Provided passage
++++++++++

And what about all their copycats? Like Instagram and YouTube that are trying to do the same thing?

[–] morto@piefed.social 9 points 2 days ago

If this case gets a closure against tiktok, it will become a jurisprudence and will allow to do the same to them

[–] ageedizzle@piefed.ca 0 points 1 day ago

Loops too. It’s the fediverse version of TikTok. Would it also be illegal? 

[–] MrKoyun@lemmy.world 3 points 2 days ago

Cool! No one's surprised. Anyway. Nothing is gonna be done.

[–] FauxLiving@lemmy.world 4 points 2 days ago* (last edited 2 days ago)

The big danger here, which these steps mitigate but do not solve are:

#1 Algorithmically curated content

On the various social media, there are systems of automated content moderation that are in place that remove or suppress content. Ostensibly for protecting users from viewing illegal or disturbing content. In addition, there are systems for recommending content to a user by using metrics for the content, metrics for the users combined with machine learning algorithm and other controls which create a system of controls to both restrict and promote content based on criteria set by the owner. We commonly call this, abstractly, 'The Algorithm' Meta has theirs, X has theirs, TikTok has theirs. Originally these were used to recommend ads and products but now they've discovered that selling political opinions for cash is a far more lucrative business. This change from advertiser to for-hire propagandist

The personal metrics that these systems use are made up of every bit of information that the company can extract out of you via your smartphone, linked identity, ad network data and other data brokers. The amount of data that is available on the average consumer is pretty comprehensive right down to knowing the user's rough/exact location in real-time.

The Algorithm used by social media companies are a black box, so we don't know how they are designed. Nor do we know how they are being used at any given moment. There are things that they are required to do (like block illegal content) but there are very little, if any, restrictions on what they can block or promote otherwise nor are there any reporting requirements for changes to these systems or restrictions on selling the use of The Algorithm for any reason whatsoever.

There have been many public examples of the owners of that box to restricting speech by de-prioritizing videos or restricting content containing specific terms in a way that imposes a specific viewpoint through manufactured consensus. We have no idea if this was done by accident (as claimed by the companies, when they operate too brazenly and are discovered), if it was done because the owner had a specific viewpoint or if the owner was paid to impose that viewpoint.

This means that our entire online public discourse is controllable. That means of control is essentially unregulated and is increasingly being used and sold for, what cannot be called anything but, propaganda.

#2 - There is no #2, the Algorithms are dangerous cyberweapons, their usage should be heavily regulated and incredible restrictions put on their use against people.

++++++++++

Information provided
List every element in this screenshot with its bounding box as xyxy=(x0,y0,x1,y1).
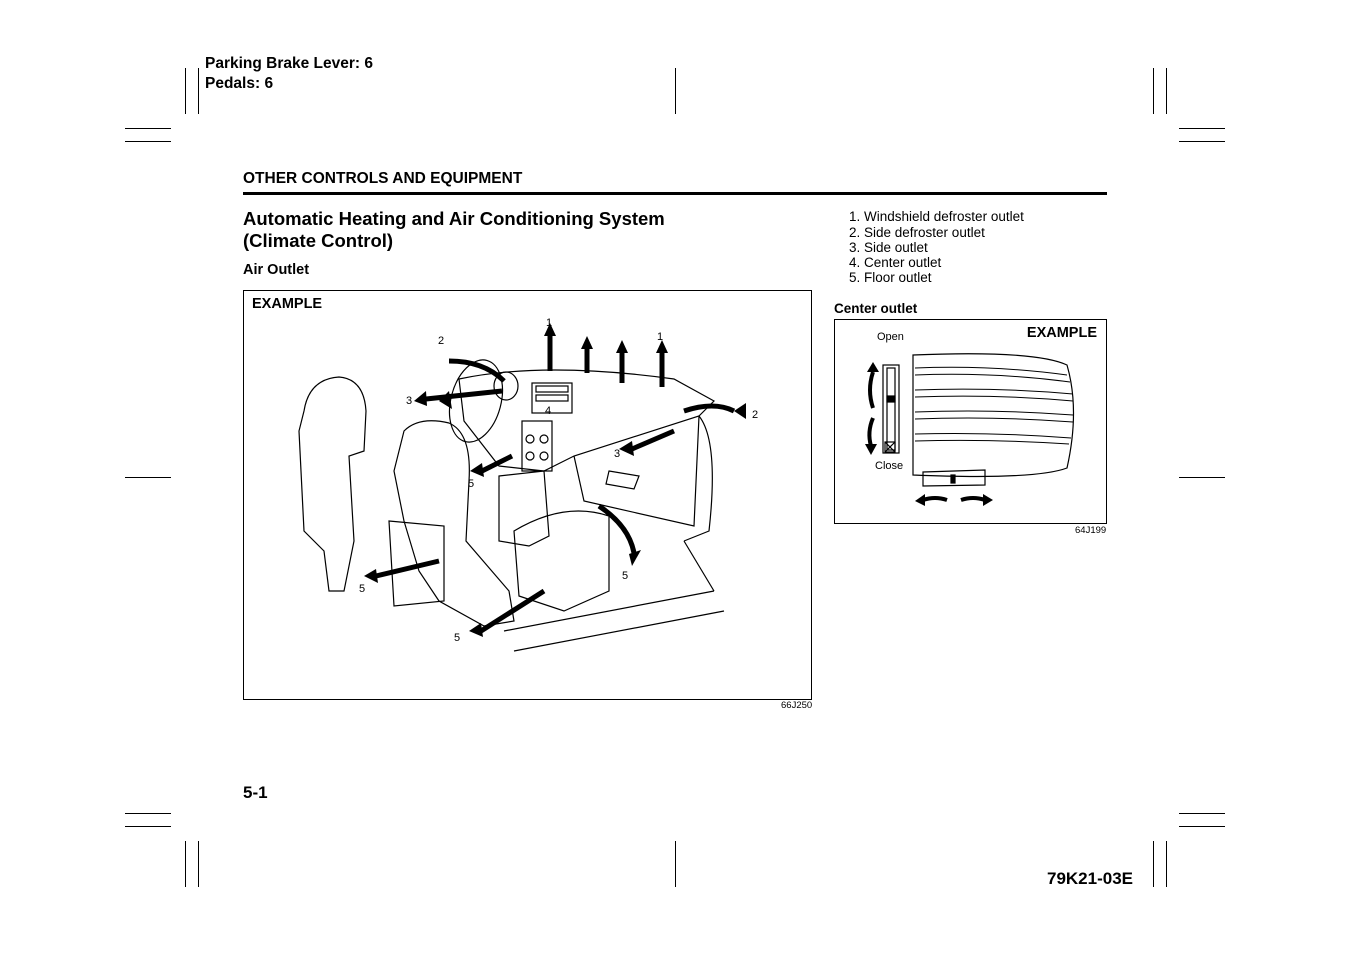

++++++++++

Repeat word for word the part of the thread about TikTok and social media algorithms that runs from "Loops too. It’s" up to and including "2 days ago)".

Result of this exercise
Loops too. It’s the fediverse version of TikTok. Would it also be illegal? 

[–] MrKoyun@lemmy.world 3 points 2 days ago

Cool! No one's surprised. Anyway. Nothing is gonna be done.

[–] FauxLiving@lemmy.world 4 points 2 days ago* (last edited 2 days ago)